**Problem to work on**: Copy out all the records exactly.
----- Material shown
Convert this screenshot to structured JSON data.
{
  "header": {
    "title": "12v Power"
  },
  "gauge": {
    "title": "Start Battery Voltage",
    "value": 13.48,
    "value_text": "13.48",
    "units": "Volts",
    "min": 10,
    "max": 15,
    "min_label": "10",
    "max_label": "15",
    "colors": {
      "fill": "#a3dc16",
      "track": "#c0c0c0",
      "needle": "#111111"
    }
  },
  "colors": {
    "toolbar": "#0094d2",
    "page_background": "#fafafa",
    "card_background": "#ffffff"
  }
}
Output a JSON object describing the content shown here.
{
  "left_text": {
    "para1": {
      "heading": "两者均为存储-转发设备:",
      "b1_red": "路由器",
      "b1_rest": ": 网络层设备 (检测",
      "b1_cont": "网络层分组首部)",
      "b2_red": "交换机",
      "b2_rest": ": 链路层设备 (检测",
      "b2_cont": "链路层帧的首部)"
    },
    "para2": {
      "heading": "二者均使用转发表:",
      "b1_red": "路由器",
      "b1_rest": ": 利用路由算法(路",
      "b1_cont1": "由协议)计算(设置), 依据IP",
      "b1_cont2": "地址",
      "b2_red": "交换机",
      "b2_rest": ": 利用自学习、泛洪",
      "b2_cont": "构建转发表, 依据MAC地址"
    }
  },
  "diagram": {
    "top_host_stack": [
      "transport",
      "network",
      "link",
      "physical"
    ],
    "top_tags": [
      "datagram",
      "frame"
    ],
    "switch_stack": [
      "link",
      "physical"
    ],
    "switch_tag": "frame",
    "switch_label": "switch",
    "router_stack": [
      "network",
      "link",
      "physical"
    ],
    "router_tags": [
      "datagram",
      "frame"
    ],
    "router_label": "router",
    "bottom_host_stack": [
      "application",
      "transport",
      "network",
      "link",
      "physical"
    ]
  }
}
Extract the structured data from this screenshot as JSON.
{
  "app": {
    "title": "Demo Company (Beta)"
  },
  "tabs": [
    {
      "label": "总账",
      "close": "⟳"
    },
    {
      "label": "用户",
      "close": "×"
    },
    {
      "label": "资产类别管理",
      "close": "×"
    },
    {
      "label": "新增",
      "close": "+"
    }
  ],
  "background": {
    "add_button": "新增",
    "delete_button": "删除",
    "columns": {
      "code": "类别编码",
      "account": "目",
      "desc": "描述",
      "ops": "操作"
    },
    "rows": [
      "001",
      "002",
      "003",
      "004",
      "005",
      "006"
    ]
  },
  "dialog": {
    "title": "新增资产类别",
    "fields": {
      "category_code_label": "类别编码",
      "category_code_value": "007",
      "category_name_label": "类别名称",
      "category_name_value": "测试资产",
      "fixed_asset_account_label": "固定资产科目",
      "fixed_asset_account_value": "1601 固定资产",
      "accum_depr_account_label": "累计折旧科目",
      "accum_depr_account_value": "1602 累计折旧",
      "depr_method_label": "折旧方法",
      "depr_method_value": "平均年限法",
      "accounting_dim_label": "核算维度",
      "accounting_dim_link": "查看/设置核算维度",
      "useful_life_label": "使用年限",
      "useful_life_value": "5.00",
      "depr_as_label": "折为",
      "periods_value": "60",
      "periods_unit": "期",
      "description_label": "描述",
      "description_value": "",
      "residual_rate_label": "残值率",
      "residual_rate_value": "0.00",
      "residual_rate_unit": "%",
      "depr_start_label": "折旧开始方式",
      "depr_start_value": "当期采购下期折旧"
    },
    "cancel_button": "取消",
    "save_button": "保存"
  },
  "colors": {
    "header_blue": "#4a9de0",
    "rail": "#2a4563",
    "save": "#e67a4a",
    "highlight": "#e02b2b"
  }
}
----------
**Output**:
Convert this screenshot to structured JSON data.
{
  "header": {
    "title": "12v Power"
  },
  "gauge": {
    "title": "Start Battery Voltage",
    "value": 13.48,
    "value_text": "13.48",
    "units": "Volts",
    "min": 10,
    "max": 15,
    "min_label": "10",
    "max_label": "15",
    "colors": {
      "fill": "#a3dc16",
      "track": "#c0c0c0",
      "needle": "#111111"
    }
  },
  "colors": {
    "toolbar": "#0094d2",
    "page_background": "#fafafa",
    "card_background": "#ffffff"
  }
}
Output a JSON object describing the content shown here.
{
  "left_text": {
    "para1": {
      "heading": "两者均为存储-转发设备:",
      "b1_red": "路由器",
      "b1_rest": ": 网络层设备 (检测",
      "b1_cont": "网络层分组首部)",
      "b2_red": "交换机",
      "b2_rest": ": 链路层设备 (检测",
      "b2_cont": "链路层帧的首部)"
    },
    "para2": {
      "heading": "二者均使用转发表:",
      "b1_red": "路由器",
      "b1_rest": ": 利用路由算法(路",
      "b1_cont1": "由协议)计算(设置), 依据IP",
      "b1_cont2": "地址",
      "b2_red": "交换机",
      "b2_rest": ": 利用自学习、泛洪",
      "b2_cont": "构建转发表, 依据MAC地址"
    }
  },
  "diagram": {
    "top_host_stack": [
      "transport",
      "network",
      "link",
      "physical"
    ],
    "top_tags": [
      "datagram",
      "frame"
    ],
    "switch_stack": [
      "link",
      "physical"
    ],
    "switch_tag": "frame",
    "switch_label": "switch",
    "router_stack": [
      "network",
      "link",
      "physical"
    ],
    "router_tags": [
      "datagram",
      "frame"
    ],
    "router_label": "router",
    "bottom_host_stack": [
      "application",
      "transport",
      "network",
      "link",
      "physical"
    ]
  }
}
Extract the structured data from this screenshot as JSON.
{
  "app": {
    "title": "Demo Company (Beta)"
  },
  "tabs": [
    {
      "label": "总账",
      "close": "⟳"
    },
    {
      "label": "用户",
      "close": "×"
    },
    {
      "label": "资产类别管理",
      "close": "×"
    },
    {
      "label": "新增",
      "close": "+"
    }
  ],
  "background": {
    "add_button": "新增",
    "delete_button": "删除",
    "columns": {
      "code": "类别编码",
      "account": "目",
      "desc": "描述",
      "ops": "操作"
    },
    "rows": [
      "001",
      "002",
      "003",
      "004",
      "005",
      "006"
    ]
  },
  "dialog": {
    "title": "新增资产类别",
    "fields": {
      "category_code_label": "类别编码",
      "category_code_value": "007",
      "category_name_label": "类别名称",
      "category_name_value": "测试资产",
      "fixed_asset_account_label": "固定资产科目",
      "fixed_asset_account_value": "1601 固定资产",
      "accum_depr_account_label": "累计折旧科目",
      "accum_depr_account_value": "1602 累计折旧",
      "depr_method_label": "折旧方法",
      "depr_method_value": "平均年限法",
      "accounting_dim_label": "核算维度",
      "accounting_dim_link": "查看/设置核算维度",
      "useful_life_label": "使用年限",
      "useful_life_value": "5.00",
      "depr_as_label": "折为",
      "periods_value": "60",
      "periods_unit": "期",
      "description_label": "描述",
      "description_value": "",
      "residual_rate_label": "残值率",
      "residual_rate_value": "0.00",
      "residual_rate_unit": "%",
      "depr_start_label": "折旧开始方式",
      "depr_start_value": "当期采购下期折旧"
    },
    "cancel_button": "取消",
    "save_button": "保存"
  },
  "colors": {
    "header_blue": "#4a9de0",
    "rail": "#2a4563",
    "save": "#e67a4a",
    "highlight": "#e02b2b"
  }
}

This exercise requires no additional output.